EXERCISE DIRECTIONS ▸
The records below must be written out exactly, with every picture left behind.

Start of LISTED RECORDS

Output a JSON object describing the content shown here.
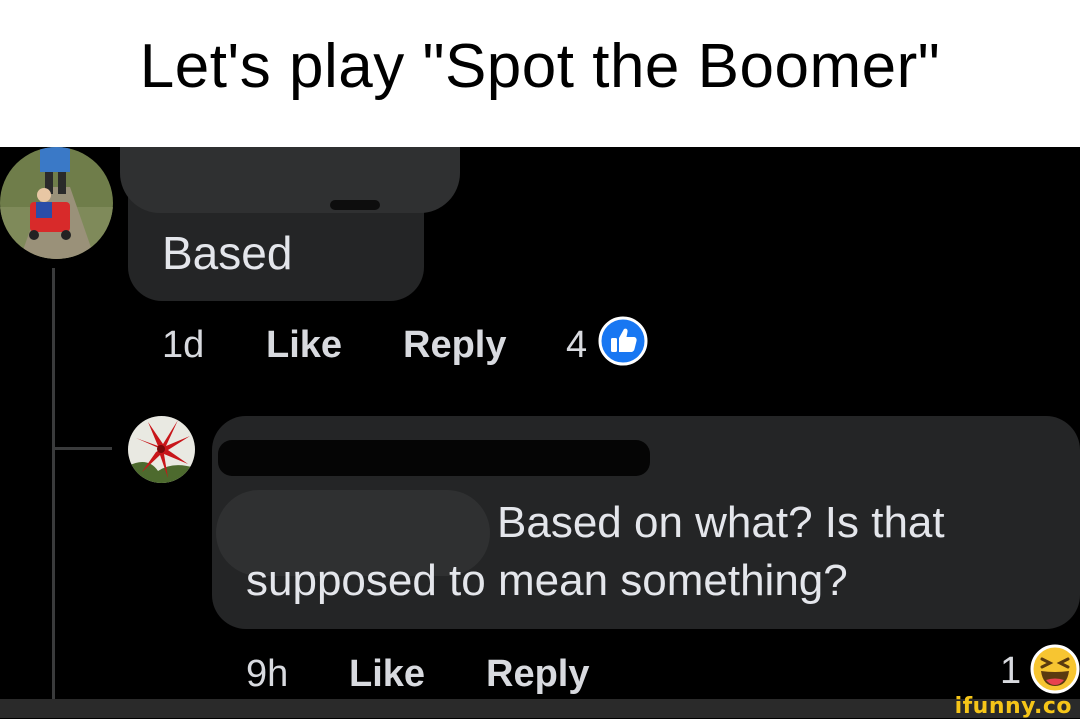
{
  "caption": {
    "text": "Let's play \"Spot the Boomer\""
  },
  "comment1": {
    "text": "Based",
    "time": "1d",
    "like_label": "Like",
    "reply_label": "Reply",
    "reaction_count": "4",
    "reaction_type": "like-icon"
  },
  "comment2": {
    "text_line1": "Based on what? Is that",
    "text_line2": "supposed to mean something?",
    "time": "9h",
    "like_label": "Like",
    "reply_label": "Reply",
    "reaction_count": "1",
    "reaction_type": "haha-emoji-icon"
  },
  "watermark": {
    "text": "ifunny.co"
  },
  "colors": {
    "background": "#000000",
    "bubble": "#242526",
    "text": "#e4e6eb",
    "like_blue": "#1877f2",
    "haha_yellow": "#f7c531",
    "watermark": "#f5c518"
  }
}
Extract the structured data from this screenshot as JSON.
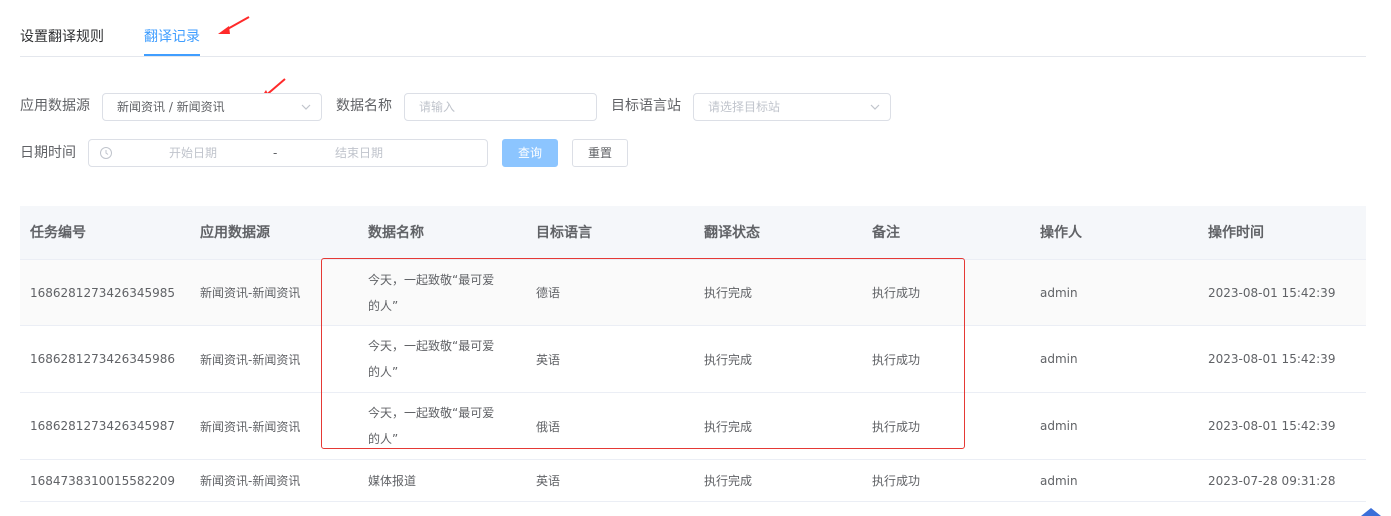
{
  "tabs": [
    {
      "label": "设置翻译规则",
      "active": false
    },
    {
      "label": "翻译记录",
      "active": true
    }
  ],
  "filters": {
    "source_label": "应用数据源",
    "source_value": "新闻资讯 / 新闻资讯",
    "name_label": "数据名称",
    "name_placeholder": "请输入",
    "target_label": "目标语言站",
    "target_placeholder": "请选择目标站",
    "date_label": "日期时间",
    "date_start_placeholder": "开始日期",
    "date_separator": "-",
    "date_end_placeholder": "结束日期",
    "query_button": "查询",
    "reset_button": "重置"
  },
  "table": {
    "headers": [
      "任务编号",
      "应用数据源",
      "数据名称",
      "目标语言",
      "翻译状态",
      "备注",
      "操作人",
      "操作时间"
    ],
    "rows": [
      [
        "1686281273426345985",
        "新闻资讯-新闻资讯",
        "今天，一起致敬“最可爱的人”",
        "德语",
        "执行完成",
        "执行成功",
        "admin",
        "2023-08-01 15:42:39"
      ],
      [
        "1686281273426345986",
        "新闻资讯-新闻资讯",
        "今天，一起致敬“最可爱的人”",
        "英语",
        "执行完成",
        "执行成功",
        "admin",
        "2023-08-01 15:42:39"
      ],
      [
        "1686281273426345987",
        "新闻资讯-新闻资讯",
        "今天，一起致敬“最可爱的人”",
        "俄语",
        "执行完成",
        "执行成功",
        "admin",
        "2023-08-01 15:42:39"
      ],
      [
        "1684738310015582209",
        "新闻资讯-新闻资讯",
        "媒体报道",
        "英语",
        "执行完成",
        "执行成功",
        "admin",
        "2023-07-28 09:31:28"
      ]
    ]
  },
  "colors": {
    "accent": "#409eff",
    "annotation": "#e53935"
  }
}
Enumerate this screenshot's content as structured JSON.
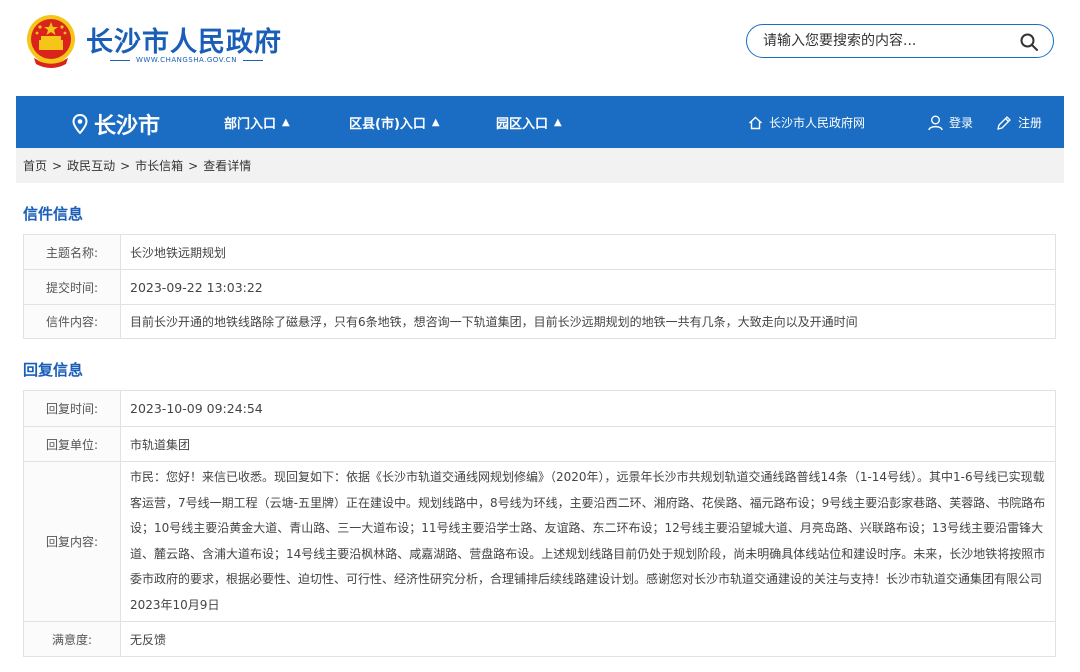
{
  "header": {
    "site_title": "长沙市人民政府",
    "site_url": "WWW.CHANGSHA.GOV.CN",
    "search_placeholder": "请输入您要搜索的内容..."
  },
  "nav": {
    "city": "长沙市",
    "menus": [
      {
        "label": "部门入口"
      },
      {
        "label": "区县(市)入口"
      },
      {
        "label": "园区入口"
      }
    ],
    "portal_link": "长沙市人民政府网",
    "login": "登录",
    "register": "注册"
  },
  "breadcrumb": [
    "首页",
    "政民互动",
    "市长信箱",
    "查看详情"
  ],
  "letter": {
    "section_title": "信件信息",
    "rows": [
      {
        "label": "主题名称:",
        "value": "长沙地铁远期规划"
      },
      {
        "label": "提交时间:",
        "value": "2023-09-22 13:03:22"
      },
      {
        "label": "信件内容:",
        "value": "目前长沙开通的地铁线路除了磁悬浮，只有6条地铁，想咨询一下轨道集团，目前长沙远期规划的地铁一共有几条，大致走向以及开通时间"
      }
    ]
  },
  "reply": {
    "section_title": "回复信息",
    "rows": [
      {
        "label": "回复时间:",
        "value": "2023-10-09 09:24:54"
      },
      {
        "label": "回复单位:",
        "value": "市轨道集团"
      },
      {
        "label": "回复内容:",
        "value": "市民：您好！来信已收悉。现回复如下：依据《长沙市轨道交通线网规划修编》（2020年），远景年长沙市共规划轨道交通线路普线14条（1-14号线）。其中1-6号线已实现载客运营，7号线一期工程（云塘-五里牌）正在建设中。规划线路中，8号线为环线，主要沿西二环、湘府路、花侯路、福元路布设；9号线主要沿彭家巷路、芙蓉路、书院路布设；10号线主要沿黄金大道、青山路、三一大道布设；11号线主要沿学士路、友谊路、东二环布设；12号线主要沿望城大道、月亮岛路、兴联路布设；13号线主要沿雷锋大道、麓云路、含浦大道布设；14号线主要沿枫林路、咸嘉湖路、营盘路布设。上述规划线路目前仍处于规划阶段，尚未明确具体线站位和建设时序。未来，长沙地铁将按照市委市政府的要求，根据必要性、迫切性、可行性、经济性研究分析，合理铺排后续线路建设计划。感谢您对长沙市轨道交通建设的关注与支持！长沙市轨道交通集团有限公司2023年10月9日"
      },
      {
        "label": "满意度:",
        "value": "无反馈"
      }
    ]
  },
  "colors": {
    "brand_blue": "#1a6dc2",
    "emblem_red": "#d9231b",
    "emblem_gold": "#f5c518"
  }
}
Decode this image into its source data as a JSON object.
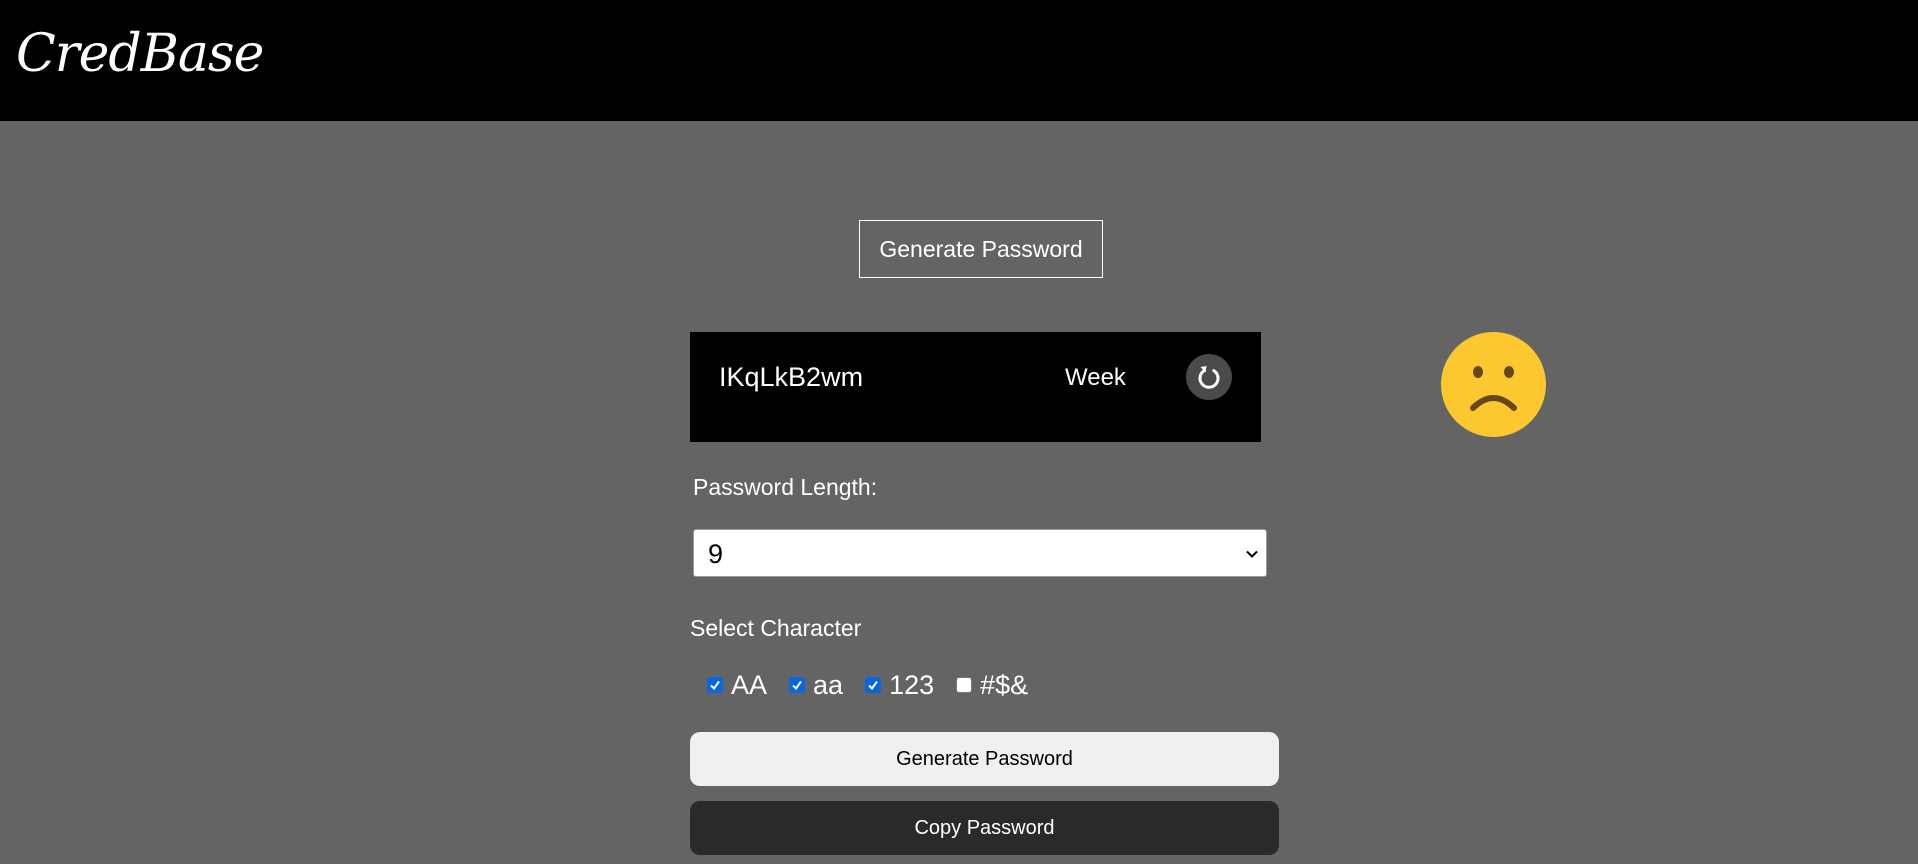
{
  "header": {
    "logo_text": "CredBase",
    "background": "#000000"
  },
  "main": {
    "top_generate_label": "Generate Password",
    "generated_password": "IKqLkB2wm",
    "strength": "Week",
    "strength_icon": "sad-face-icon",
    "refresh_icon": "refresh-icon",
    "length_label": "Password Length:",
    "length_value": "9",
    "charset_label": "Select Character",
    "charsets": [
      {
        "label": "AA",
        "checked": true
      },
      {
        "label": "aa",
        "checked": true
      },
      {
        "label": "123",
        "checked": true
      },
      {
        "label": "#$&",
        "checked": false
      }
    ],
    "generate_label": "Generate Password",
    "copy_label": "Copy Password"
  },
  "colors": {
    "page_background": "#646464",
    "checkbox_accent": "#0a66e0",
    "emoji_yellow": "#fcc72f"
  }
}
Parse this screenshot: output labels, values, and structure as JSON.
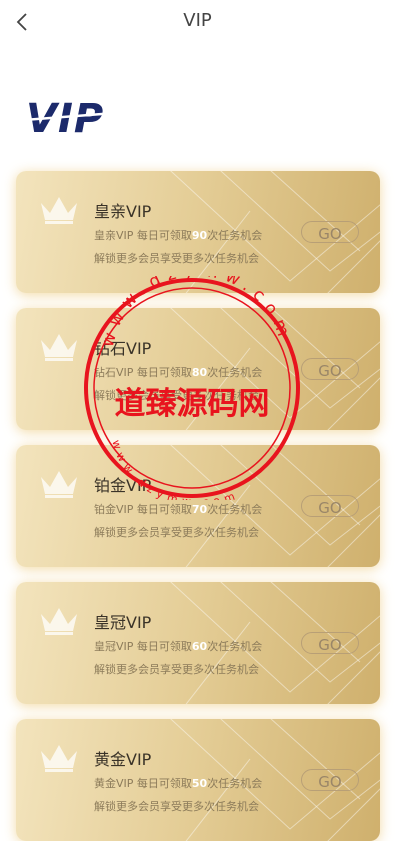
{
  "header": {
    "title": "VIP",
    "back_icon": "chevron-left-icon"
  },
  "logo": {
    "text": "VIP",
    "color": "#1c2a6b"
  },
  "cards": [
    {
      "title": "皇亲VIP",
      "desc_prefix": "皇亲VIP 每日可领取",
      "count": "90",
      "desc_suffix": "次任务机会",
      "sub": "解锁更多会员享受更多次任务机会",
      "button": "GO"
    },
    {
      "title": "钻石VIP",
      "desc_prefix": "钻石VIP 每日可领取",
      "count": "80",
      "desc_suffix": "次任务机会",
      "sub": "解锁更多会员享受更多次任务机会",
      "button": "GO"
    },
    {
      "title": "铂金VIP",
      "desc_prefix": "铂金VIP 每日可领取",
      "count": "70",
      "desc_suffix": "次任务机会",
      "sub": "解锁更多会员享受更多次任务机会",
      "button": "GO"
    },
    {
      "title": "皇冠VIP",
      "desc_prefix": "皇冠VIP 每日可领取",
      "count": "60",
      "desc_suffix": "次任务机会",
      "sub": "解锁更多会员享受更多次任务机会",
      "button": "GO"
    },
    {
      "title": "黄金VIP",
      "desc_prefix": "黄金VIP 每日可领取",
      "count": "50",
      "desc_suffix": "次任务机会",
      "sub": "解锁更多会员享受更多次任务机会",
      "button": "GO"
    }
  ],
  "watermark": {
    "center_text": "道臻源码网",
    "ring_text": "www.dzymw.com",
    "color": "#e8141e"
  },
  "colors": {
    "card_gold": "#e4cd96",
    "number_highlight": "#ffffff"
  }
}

End of LISTED RECORDS

TASK RESPONSE ▸
Output a JSON object describing the content shown here.
{
  "caption": {
    "text": "Let's play \"Spot the Boomer\""
  },
  "comment1": {
    "text": "Based",
    "time": "1d",
    "like_label": "Like",
    "reply_label": "Reply",
    "reaction_count": "4",
    "reaction_type": "like-icon"
  },
  "comment2": {
    "text_line1": "Based on what? Is that",
    "text_line2": "supposed to mean something?",
    "time": "9h",
    "like_label": "Like",
    "reply_label": "Reply",
    "reaction_count": "1",
    "reaction_type": "haha-emoji-icon"
  },
  "watermark": {
    "text": "ifunny.co"
  },
  "colors": {
    "background": "#000000",
    "bubble": "#242526",
    "text": "#e4e6eb",
    "like_blue": "#1877f2",
    "haha_yellow": "#f7c531",
    "watermark": "#f5c518"
  }
}
Extract the structured data from this screenshot as JSON.
{
  "tabs": [
    {
      "label": "设置翻译规则",
      "active": false
    },
    {
      "label": "翻译记录",
      "active": true
    }
  ],
  "filters": {
    "source_label": "应用数据源",
    "source_value": "新闻资讯 / 新闻资讯",
    "name_label": "数据名称",
    "name_placeholder": "请输入",
    "target_label": "目标语言站",
    "target_placeholder": "请选择目标站",
    "date_label": "日期时间",
    "date_start_placeholder": "开始日期",
    "date_separator": "-",
    "date_end_placeholder": "结束日期",
    "query_button": "查询",
    "reset_button": "重置"
  },
  "table": {
    "headers": [
      "任务编号",
      "应用数据源",
      "数据名称",
      "目标语言",
      "翻译状态",
      "备注",
      "操作人",
      "操作时间"
    ],
    "rows": [
      [
        "1686281273426345985",
        "新闻资讯-新闻资讯",
        "今天，一起致敬“最可爱的人”",
        "德语",
        "执行完成",
        "执行成功",
        "admin",
        "2023-08-01 15:42:39"
      ],
      [
        "1686281273426345986",
        "新闻资讯-新闻资讯",
        "今天，一起致敬“最可爱的人”",
        "英语",
        "执行完成",
        "执行成功",
        "admin",
        "2023-08-01 15:42:39"
      ],
      [
        "1686281273426345987",
        "新闻资讯-新闻资讯",
        "今天，一起致敬“最可爱的人”",
        "俄语",
        "执行完成",
        "执行成功",
        "admin",
        "2023-08-01 15:42:39"
      ],
      [
        "1684738310015582209",
        "新闻资讯-新闻资讯",
        "媒体报道",
        "英语",
        "执行完成",
        "执行成功",
        "admin",
        "2023-07-28 09:31:28"
      ]
    ]
  },
  "colors": {
    "accent": "#409eff",
    "annotation": "#e53935"
  }
}
Enumerate this screenshot's content as structured JSON.
{
  "header": {
    "site_title": "长沙市人民政府",
    "site_url": "WWW.CHANGSHA.GOV.CN",
    "search_placeholder": "请输入您要搜索的内容..."
  },
  "nav": {
    "city": "长沙市",
    "menus": [
      {
        "label": "部门入口"
      },
      {
        "label": "区县(市)入口"
      },
      {
        "label": "园区入口"
      }
    ],
    "portal_link": "长沙市人民政府网",
    "login": "登录",
    "register": "注册"
  },
  "breadcrumb": [
    "首页",
    "政民互动",
    "市长信箱",
    "查看详情"
  ],
  "letter": {
    "section_title": "信件信息",
    "rows": [
      {
        "label": "主题名称:",
        "value": "长沙地铁远期规划"
      },
      {
        "label": "提交时间:",
        "value": "2023-09-22 13:03:22"
      },
      {
        "label": "信件内容:",
        "value": "目前长沙开通的地铁线路除了磁悬浮，只有6条地铁，想咨询一下轨道集团，目前长沙远期规划的地铁一共有几条，大致走向以及开通时间"
      }
    ]
  },
  "reply": {
    "section_title": "回复信息",
    "rows": [
      {
        "label": "回复时间:",
        "value": "2023-10-09 09:24:54"
      },
      {
        "label": "回复单位:",
        "value": "市轨道集团"
      },
      {
        "label": "回复内容:",
        "value": "市民：您好！来信已收悉。现回复如下：依据《长沙市轨道交通线网规划修编》（2020年），远景年长沙市共规划轨道交通线路普线14条（1-14号线）。其中1-6号线已实现载客运营，7号线一期工程（云塘-五里牌）正在建设中。规划线路中，8号线为环线，主要沿西二环、湘府路、花侯路、福元路布设；9号线主要沿彭家巷路、芙蓉路、书院路布设；10号线主要沿黄金大道、青山路、三一大道布设；11号线主要沿学士路、友谊路、东二环布设；12号线主要沿望城大道、月亮岛路、兴联路布设；13号线主要沿雷锋大道、麓云路、含浦大道布设；14号线主要沿枫林路、咸嘉湖路、营盘路布设。上述规划线路目前仍处于规划阶段，尚未明确具体线站位和建设时序。未来，长沙地铁将按照市委市政府的要求，根据必要性、迫切性、可行性、经济性研究分析，合理铺排后续线路建设计划。感谢您对长沙市轨道交通建设的关注与支持！长沙市轨道交通集团有限公司2023年10月9日"
      },
      {
        "label": "满意度:",
        "value": "无反馈"
      }
    ]
  },
  "colors": {
    "brand_blue": "#1a6dc2",
    "emblem_red": "#d9231b",
    "emblem_gold": "#f5c518"
  }
}
Decode this image into its source data as a JSON object.
{
  "header": {
    "logo_text": "CredBase",
    "background": "#000000"
  },
  "main": {
    "top_generate_label": "Generate Password",
    "generated_password": "IKqLkB2wm",
    "strength": "Week",
    "strength_icon": "sad-face-icon",
    "refresh_icon": "refresh-icon",
    "length_label": "Password Length:",
    "length_value": "9",
    "charset_label": "Select Character",
    "charsets": [
      {
        "label": "AA",
        "checked": true
      },
      {
        "label": "aa",
        "checked": true
      },
      {
        "label": "123",
        "checked": true
      },
      {
        "label": "#$&",
        "checked": false
      }
    ],
    "generate_label": "Generate Password",
    "copy_label": "Copy Password"
  },
  "colors": {
    "page_background": "#646464",
    "checkbox_accent": "#0a66e0",
    "emoji_yellow": "#fcc72f"
  }
}
Parse this screenshot: output labels, values, and structure as JSON.
{
  "header": {
    "title": "VIP",
    "back_icon": "chevron-left-icon"
  },
  "logo": {
    "text": "VIP",
    "color": "#1c2a6b"
  },
  "cards": [
    {
      "title": "皇亲VIP",
      "desc_prefix": "皇亲VIP 每日可领取",
      "count": "90",
      "desc_suffix": "次任务机会",
      "sub": "解锁更多会员享受更多次任务机会",
      "button": "GO"
    },
    {
      "title": "钻石VIP",
      "desc_prefix": "钻石VIP 每日可领取",
      "count": "80",
      "desc_suffix": "次任务机会",
      "sub": "解锁更多会员享受更多次任务机会",
      "button": "GO"
    },
    {
      "title": "铂金VIP",
      "desc_prefix": "铂金VIP 每日可领取",
      "count": "70",
      "desc_suffix": "次任务机会",
      "sub": "解锁更多会员享受更多次任务机会",
      "button": "GO"
    },
    {
      "title": "皇冠VIP",
      "desc_prefix": "皇冠VIP 每日可领取",
      "count": "60",
      "desc_suffix": "次任务机会",
      "sub": "解锁更多会员享受更多次任务机会",
      "button": "GO"
    },
    {
      "title": "黄金VIP",
      "desc_prefix": "黄金VIP 每日可领取",
      "count": "50",
      "desc_suffix": "次任务机会",
      "sub": "解锁更多会员享受更多次任务机会",
      "button": "GO"
    }
  ],
  "watermark": {
    "center_text": "道臻源码网",
    "ring_text": "www.dzymw.com",
    "color": "#e8141e"
  },
  "colors": {
    "card_gold": "#e4cd96",
    "number_highlight": "#ffffff"
  }
}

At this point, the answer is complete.